(DATA IN THIS EXERCISE):
◆ ◆ ◆ ◆ ◆ ◆ ◆

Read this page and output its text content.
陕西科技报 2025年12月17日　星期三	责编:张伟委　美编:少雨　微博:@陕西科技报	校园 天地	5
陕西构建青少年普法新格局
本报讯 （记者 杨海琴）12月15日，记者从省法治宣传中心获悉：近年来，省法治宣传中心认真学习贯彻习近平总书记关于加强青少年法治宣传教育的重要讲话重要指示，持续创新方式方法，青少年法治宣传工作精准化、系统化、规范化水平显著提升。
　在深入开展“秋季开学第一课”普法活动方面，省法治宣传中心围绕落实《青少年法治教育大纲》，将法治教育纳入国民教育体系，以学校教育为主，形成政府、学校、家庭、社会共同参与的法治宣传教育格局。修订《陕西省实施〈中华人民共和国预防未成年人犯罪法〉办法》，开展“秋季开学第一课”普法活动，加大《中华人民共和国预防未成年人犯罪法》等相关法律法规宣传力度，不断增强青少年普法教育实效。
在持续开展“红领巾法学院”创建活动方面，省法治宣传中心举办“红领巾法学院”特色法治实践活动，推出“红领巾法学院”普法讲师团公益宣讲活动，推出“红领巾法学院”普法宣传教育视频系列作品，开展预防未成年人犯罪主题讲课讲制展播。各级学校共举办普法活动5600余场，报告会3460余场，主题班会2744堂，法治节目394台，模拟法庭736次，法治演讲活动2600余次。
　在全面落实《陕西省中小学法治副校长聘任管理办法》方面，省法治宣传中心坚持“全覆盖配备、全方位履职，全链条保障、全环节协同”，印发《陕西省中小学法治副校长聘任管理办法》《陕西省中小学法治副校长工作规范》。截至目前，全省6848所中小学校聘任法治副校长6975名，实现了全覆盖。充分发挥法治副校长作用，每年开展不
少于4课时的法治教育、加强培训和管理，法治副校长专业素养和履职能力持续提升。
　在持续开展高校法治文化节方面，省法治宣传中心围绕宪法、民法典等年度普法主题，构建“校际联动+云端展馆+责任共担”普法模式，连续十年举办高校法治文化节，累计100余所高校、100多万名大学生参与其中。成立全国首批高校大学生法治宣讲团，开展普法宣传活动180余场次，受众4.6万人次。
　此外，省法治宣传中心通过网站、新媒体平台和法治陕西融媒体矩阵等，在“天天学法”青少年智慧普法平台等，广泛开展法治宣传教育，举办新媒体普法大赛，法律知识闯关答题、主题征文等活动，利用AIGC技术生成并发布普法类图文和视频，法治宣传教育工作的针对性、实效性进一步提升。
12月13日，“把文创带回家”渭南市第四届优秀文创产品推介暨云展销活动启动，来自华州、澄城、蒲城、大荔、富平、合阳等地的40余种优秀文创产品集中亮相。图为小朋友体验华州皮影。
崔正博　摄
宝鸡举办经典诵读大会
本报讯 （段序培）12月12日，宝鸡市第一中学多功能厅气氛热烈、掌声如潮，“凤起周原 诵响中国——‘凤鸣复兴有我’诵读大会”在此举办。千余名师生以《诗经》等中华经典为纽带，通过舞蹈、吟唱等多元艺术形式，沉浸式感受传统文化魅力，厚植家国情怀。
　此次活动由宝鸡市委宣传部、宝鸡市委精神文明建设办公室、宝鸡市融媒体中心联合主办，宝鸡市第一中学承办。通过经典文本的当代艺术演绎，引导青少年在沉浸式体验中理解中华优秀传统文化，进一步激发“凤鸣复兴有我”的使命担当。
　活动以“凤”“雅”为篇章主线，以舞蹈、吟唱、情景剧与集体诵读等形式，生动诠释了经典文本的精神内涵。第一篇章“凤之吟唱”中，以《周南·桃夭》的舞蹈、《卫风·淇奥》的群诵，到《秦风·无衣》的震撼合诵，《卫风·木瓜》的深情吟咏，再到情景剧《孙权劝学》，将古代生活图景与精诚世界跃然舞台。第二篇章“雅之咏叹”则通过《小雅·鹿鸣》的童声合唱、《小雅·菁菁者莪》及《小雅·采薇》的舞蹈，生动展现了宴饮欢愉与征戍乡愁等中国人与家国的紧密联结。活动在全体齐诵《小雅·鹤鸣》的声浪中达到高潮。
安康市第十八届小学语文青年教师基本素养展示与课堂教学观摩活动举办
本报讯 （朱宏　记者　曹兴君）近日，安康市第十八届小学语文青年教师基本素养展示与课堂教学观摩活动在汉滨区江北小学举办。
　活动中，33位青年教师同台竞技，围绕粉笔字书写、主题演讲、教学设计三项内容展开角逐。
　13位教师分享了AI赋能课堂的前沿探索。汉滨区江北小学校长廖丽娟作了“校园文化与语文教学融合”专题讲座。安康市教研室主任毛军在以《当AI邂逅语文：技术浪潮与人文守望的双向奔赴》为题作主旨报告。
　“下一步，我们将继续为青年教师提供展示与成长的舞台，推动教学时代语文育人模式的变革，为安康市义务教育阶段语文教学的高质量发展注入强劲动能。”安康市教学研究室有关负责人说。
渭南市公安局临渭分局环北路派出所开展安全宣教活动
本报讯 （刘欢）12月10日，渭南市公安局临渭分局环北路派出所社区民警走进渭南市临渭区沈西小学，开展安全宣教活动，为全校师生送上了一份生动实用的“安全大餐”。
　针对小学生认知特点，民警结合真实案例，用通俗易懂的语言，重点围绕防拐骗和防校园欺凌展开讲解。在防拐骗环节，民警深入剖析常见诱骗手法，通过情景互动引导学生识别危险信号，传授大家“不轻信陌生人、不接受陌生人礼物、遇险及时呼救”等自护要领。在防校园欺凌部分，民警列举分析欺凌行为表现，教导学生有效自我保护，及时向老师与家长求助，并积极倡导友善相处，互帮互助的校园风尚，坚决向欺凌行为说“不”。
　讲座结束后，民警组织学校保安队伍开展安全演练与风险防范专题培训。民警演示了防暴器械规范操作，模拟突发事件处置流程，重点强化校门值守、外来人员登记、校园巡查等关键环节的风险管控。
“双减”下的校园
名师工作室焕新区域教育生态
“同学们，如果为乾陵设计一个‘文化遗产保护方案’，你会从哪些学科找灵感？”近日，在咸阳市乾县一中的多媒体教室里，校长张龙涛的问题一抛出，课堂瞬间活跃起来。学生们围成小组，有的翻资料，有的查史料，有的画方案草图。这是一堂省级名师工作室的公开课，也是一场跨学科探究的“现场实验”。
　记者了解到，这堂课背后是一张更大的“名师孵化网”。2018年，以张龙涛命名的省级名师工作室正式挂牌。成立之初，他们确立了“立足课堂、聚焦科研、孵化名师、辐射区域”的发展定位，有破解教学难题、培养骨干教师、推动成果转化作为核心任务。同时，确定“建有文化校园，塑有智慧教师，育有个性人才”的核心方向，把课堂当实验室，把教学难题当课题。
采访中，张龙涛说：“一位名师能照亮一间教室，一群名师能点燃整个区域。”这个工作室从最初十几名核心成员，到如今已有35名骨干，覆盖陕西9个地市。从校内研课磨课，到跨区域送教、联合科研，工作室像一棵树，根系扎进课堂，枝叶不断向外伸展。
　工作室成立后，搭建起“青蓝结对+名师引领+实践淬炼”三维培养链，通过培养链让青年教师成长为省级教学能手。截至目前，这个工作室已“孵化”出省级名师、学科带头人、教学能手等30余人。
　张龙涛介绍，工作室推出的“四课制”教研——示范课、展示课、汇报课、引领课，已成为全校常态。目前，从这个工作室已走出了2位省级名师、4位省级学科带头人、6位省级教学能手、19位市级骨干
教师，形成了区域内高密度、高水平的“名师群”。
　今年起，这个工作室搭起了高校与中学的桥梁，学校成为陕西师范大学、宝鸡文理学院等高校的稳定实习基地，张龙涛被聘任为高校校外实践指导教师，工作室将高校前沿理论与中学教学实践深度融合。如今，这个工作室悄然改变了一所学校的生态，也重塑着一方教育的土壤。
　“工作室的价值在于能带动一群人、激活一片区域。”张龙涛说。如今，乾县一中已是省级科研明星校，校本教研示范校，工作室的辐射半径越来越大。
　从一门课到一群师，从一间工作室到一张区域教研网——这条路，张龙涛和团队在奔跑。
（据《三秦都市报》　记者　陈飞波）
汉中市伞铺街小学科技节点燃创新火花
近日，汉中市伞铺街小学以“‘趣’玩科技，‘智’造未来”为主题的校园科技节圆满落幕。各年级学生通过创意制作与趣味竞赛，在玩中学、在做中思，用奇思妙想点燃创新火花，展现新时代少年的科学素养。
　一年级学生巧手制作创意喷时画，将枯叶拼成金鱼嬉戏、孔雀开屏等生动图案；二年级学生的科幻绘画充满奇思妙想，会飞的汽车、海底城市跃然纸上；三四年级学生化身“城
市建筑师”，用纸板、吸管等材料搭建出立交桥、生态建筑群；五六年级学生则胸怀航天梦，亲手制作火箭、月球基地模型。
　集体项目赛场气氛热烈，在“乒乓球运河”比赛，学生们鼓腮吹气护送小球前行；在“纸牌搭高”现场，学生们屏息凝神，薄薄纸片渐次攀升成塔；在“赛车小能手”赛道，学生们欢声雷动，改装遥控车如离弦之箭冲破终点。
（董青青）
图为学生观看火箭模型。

◆ ◆ ◆ ◆ ◆ ◆ ◆

(GIVEN PROBLEM): Pull out every line in the data above that has the word "凤鸣复兴有我".

(EXPECTED OUTPUT):
本报讯 （段序培）12月12日，宝鸡市第一中学多功能厅气氛热烈、掌声如潮，“凤起周原 诵响中国——‘凤鸣复兴有我’诵读大会”在此举办。千余名师生以《诗经》等中华经典为纽带，通过舞蹈、吟唱等多元艺术形式，沉浸式感受传统文化魅力，厚植家国情怀。
　此次活动由宝鸡市委宣传部、宝鸡市委精神文明建设办公室、宝鸡市融媒体中心联合主办，宝鸡市第一中学承办。通过经典文本的当代艺术演绎，引导青少年在沉浸式体验中理解中华优秀传统文化，进一步激发“凤鸣复兴有我”的使命担当。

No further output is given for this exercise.